** begin Data supplied **

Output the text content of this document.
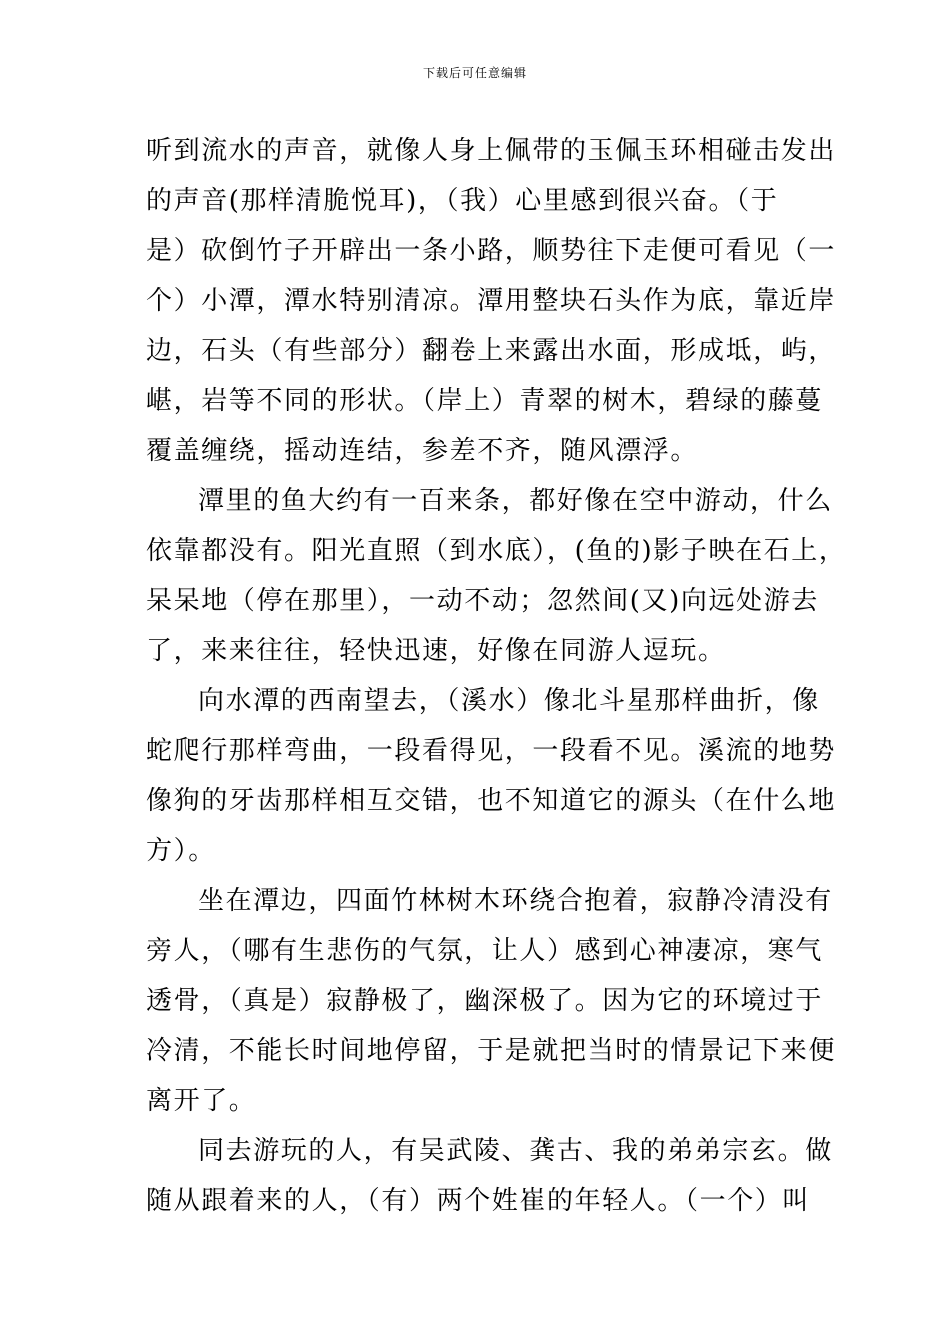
下载后可任意编辑
听到流水的声音，就像人身上佩带的玉佩玉环相碰击发出
的声音(那样清脆悦耳)，（我）心里感到很兴奋。（于
是）砍倒竹子开辟出一条小路，顺势往下走便可看见（一
个）小潭，潭水特别清凉。潭用整块石头作为底，靠近岸
边，石头（有些部分）翻卷上来露出水面，形成坻，屿，
嵁，岩等不同的形状。（岸上）青翠的树木，碧绿的藤蔓
覆盖缠绕，摇动连结，参差不齐，随风漂浮。
潭里的鱼大约有一百来条，都好像在空中游动，什么
依靠都没有。阳光直照（到水底），(鱼的)影子映在石上，
呆呆地（停在那里），一动不动；忽然间(又)向远处游去
了，来来往往，轻快迅速，好像在同游人逗玩。
向水潭的西南望去，（溪水）像北斗星那样曲折，像
蛇爬行那样弯曲，一段看得见，一段看不见。溪流的地势
像狗的牙齿那样相互交错，也不知道它的源头（在什么地
方）。
坐在潭边，四面竹林树木环绕合抱着，寂静冷清没有
旁人，（哪有生悲伤的气氛，让人）感到心神凄凉，寒气
透骨，（真是）寂静极了，幽深极了。因为它的环境过于
冷清，不能长时间地停留，于是就把当时的情景记下来便
离开了。
同去游玩的人，有吴武陵、龚古、我的弟弟宗玄。做
随从跟着来的人，（有）两个姓崔的年轻人。（一个）叫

** end Data supplied **

→ **What the task requires**: Give all the entries again exactly, dropping each picture.

→ **Exercise solution**:
Output the text content of this document.
下载后可任意编辑
听到流水的声音，就像人身上佩带的玉佩玉环相碰击发出
的声音(那样清脆悦耳)，（我）心里感到很兴奋。（于
是）砍倒竹子开辟出一条小路，顺势往下走便可看见（一
个）小潭，潭水特别清凉。潭用整块石头作为底，靠近岸
边，石头（有些部分）翻卷上来露出水面，形成坻，屿，
嵁，岩等不同的形状。（岸上）青翠的树木，碧绿的藤蔓
覆盖缠绕，摇动连结，参差不齐，随风漂浮。
潭里的鱼大约有一百来条，都好像在空中游动，什么
依靠都没有。阳光直照（到水底），(鱼的)影子映在石上，
呆呆地（停在那里），一动不动；忽然间(又)向远处游去
了，来来往往，轻快迅速，好像在同游人逗玩。
向水潭的西南望去，（溪水）像北斗星那样曲折，像
蛇爬行那样弯曲，一段看得见，一段看不见。溪流的地势
像狗的牙齿那样相互交错，也不知道它的源头（在什么地
方）。
坐在潭边，四面竹林树木环绕合抱着，寂静冷清没有
旁人，（哪有生悲伤的气氛，让人）感到心神凄凉，寒气
透骨，（真是）寂静极了，幽深极了。因为它的环境过于
冷清，不能长时间地停留，于是就把当时的情景记下来便
离开了。
同去游玩的人，有吴武陵、龚古、我的弟弟宗玄。做
随从跟着来的人，（有）两个姓崔的年轻人。（一个）叫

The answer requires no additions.